• **Data listing**
***

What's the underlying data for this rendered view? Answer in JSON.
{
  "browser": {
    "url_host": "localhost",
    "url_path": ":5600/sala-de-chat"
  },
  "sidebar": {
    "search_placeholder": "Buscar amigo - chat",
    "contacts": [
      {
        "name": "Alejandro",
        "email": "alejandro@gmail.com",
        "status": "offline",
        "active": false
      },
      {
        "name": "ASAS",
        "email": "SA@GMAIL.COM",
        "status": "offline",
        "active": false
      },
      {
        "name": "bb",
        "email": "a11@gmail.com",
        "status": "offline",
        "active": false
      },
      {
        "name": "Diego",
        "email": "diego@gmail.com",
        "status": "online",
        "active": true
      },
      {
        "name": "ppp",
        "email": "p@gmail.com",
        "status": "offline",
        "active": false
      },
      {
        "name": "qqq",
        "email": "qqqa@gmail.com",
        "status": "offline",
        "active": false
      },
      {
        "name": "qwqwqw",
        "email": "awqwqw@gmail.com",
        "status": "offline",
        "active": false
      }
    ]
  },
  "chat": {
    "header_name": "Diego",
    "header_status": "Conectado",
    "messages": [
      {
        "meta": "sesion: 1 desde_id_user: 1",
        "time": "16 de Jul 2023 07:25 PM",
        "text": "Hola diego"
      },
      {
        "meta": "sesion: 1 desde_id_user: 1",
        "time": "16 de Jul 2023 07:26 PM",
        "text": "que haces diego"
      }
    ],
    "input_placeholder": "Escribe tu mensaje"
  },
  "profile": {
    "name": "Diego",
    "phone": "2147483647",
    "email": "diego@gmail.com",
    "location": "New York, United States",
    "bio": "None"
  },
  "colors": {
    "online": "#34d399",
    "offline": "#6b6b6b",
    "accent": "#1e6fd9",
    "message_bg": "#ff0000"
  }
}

***

• **WHAT YOU HAVE TO DO**
Each line above that holds the string "email" should be copied and shown.

• **REPLY TO THE EXERCISE**
        "email": "alejandro@gmail.com",
        "email": "SA@GMAIL.COM",
        "email": "a11@gmail.com",
        "email": "diego@gmail.com",
        "email": "p@gmail.com",
        "email": "qqqa@gmail.com",
        "email": "awqwqw@gmail.com",
    "email": "diego@gmail.com",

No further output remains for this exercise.